:: What to work on ::
Say how many lines contain "hand", using only the number.

Dataset entries
[start]
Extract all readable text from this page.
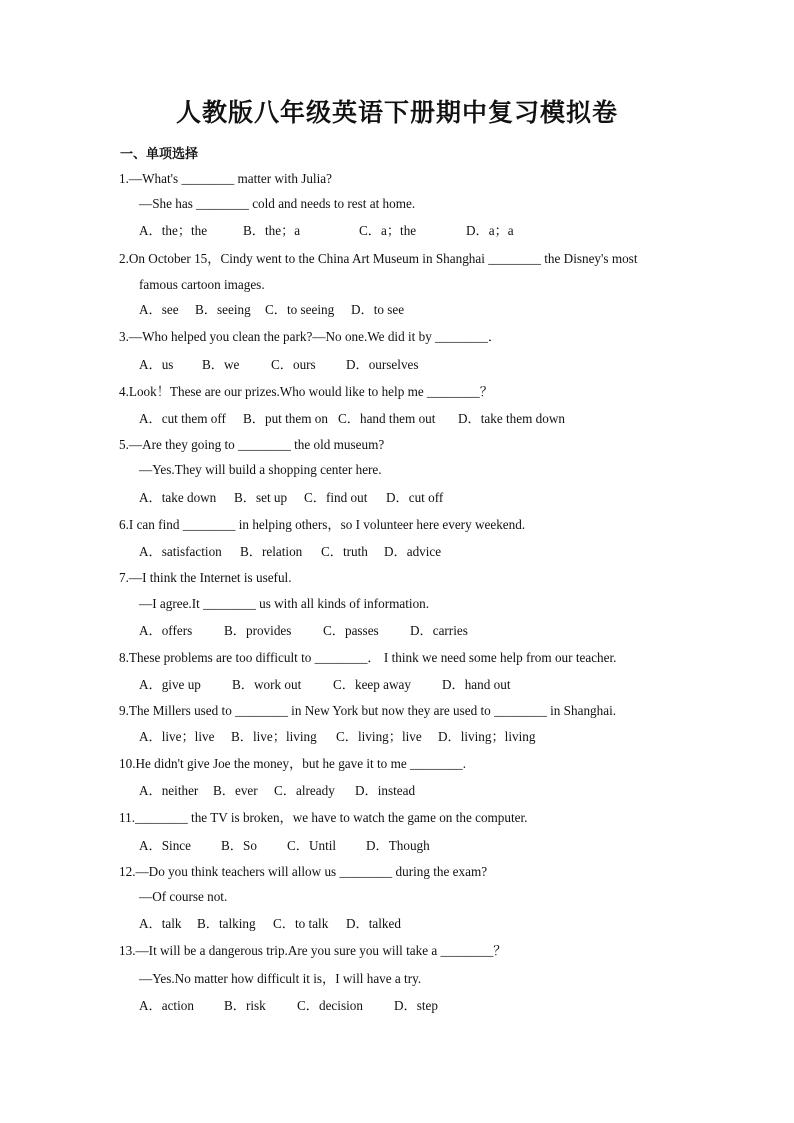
人教版八年级英语下册期中复习模拟卷
一、单项选择
1.—What's ________ matter with Julia?
—She has ________ cold and needs to rest at home.
A．the；the	B．the；a	C．a；the	D．a；a
2.On October 15，Cindy went to the China Art Museum in Shanghai ________ the Disney's most
famous cartoon images.
A．see B．seeing C．to seeing D．to see
3.—Who helped you clean the park?—No one.We did it by ________．
A．us B．we C．ours D．ourselves
4.Look！These are our prizes.Who would like to help me ________？
A．cut them off B．put them on C．hand them out D．take them down
5.—Are they going to ________ the old museum?
—Yes.They will build a shopping center here.
A．take down B．set up C．find out D．cut off
6.I can find ________ in helping others，so I volunteer here every weekend.
A．satisfaction B．relation C．truth D．advice
7.—I think the Internet is useful.
—I agree.It ________ us with all kinds of information.
A．offers B．provides C．passes D．carries
8.These problems are too difficult to ________． I think we need some help from our teacher.
A．give up B．work out C．keep away D．hand out
9.The Millers used to ________ in New York but now they are used to ________ in Shanghai.
A．live；live B．live；living C．living；live D．living；living
10.He didn't give Joe the money，but he gave it to me ________.
A．neither B．ever C．already D．instead
11.________ the TV is broken，we have to watch the game on the computer.
A．Since B．So C．Until D．Though
12.—Do you think teachers will allow us ________ during the exam?
—Of course not.
A．talk B．talking C．to talk D．talked
13.—It will be a dangerous trip.Are you sure you will take a ________？
—Yes.No matter how difficult it is，I will have a try.
A．action B．risk C．decision D．step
[end]
:: Result of the task ::
2